#### [Written problem]
Answer these questions from the text below on the naming of Unix and Linux:
1. In its narrowest sense, what does the quoted book call UNIX?
2. In what year did Linus Torvalds release his Linux kernel?
3. What name did Linus want to give it instead of Linux?

Once Upon a Time...
...Two well-known computer junkies named Brian W. Kernighan and Rob Pike wrote a book called The Unix Programming Environment (1984, ISBN 0139376992) and here are two quotes that foreshadow issues-to-come (p. 1):
"What is 'UNIX'? In the narrowest sense, it is a time-sharing operating system kernel: a program that controls the resources of a computer and allocates them among its users."
Okay, so UNIX=kernel. However, in the next paragraph, Kernighan and Pike say (p. 1):
"In a broader sense, 'UNIX' is often taken to include not only the kernel, but also essential programs like compilers, editors, command languages, programs for copying and printing files, and so on."
Erm, so it can also be used to denote a kernel PLUS an "environment" built around a kernel.
The GNU Project and the Linux Kernel
Back in the 1980s, around the time The Unix Programming Environment was published in fact, Richard Stallman started the GNU Project to build a free-as-in-freedom-not-as-in-beer "operating system" in the broader sense, a bunch of GNU tools sitting on top of "The Hurd" which in turns sits atop the GNU Mach microkernel. This GNU Operating system never came to be, partly because the Mach-plus-Hurd system proved difficult to create, partly because another kernel came along and most work moved to this new kernel.
In 1991 Linus Torvalds released his Linux kernel (there's a history behind this name too: the "working name" of the project was apparently "Linux" for Linus's UNIX (or MINIX, which is actually what he "cloned"), and Linus wanted to call it "Freax," but Ari Lemmke kept the Linux name). Linux wound up under the GPL v. 2 (with no "and later..." clause), it was (still is) compiled with gcc, and the GNU tools were set atop this kernel to become...
Depending on who you ask, either "Linux" or "Gnu\Linux" (read Gnu-slash-Linux).

#### [Supplied entries]
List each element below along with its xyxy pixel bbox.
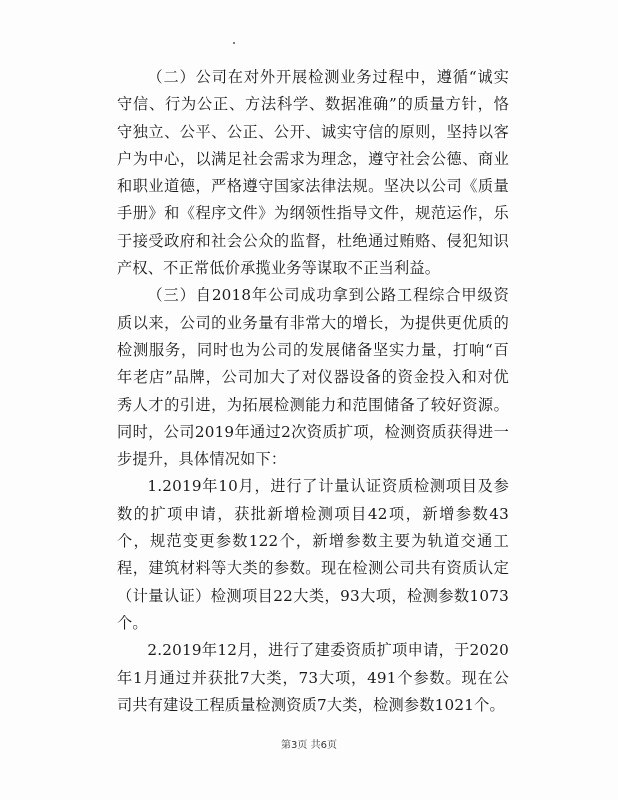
paragraph-quality-policy: （二）公司在对外开展检测业务过程中，遵循“诚实守信、行为公正、方法科学、数据准确”的质量方针，恪守独立、公平、公正、公开、诚实守信的原则，坚持以客户为中心，以满足社会需求为理念，遵守社会公德、商业和职业道德，严格遵守国家法律法规。坚决以公司《质量手册》和《程序文件》为纲领性指导文件，规范运作，乐于接受政府和社会公众的监督，杜绝通过贿赂、侵犯知识产权、不正常低价承揽业务等谋取不正当利益。 — [117, 68, 509, 278]
page-number: 第3页 共6页 — [281, 740, 337, 751]
paragraph-business-growth: （三）自2018年公司成功拿到公路工程综合甲级资质以来，公司的业务量有非常大的增长，为提供更优质的检测服务，同时也为公司的发展储备坚实力量，打响“百年老店”品牌，公司加大了对仪器设备的资金投入和对优秀人才的引进，为拓展检测能力和范围储备了较好资源。同时，公司2019年通过2次资质扩项，检测资质获得进一步提升，具体情况如下： — [117, 286, 509, 469]
paragraph-metrology-expansion: 1.2019年10月，进行了计量认证资质检测项目及参数的扩项申请，获批新增检测项目42项，新增参数43个，规范变更参数122个，新增参数主要为轨道交通工程，建筑材料等大类的参数。现在检测公司共有资质认定（计量认证）检测项目22大类，93大项，检测参数1073个。 — [117, 477, 509, 632]
scan-speck — [233, 42, 235, 44]
paragraph-construction-expansion: 2.2019年12月，进行了建委资质扩项申请，于2020年1月通过并获批7大类，73大项，491个参数。现在公司共有建设工程质量检测资质7大类，检测参数1021个。 — [117, 641, 509, 714]
document-body — [117, 64, 509, 719]
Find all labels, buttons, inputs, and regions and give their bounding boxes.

#### [Full output]
1. A time-sharing operating system kernel.
2. 1991.
3. "Freax."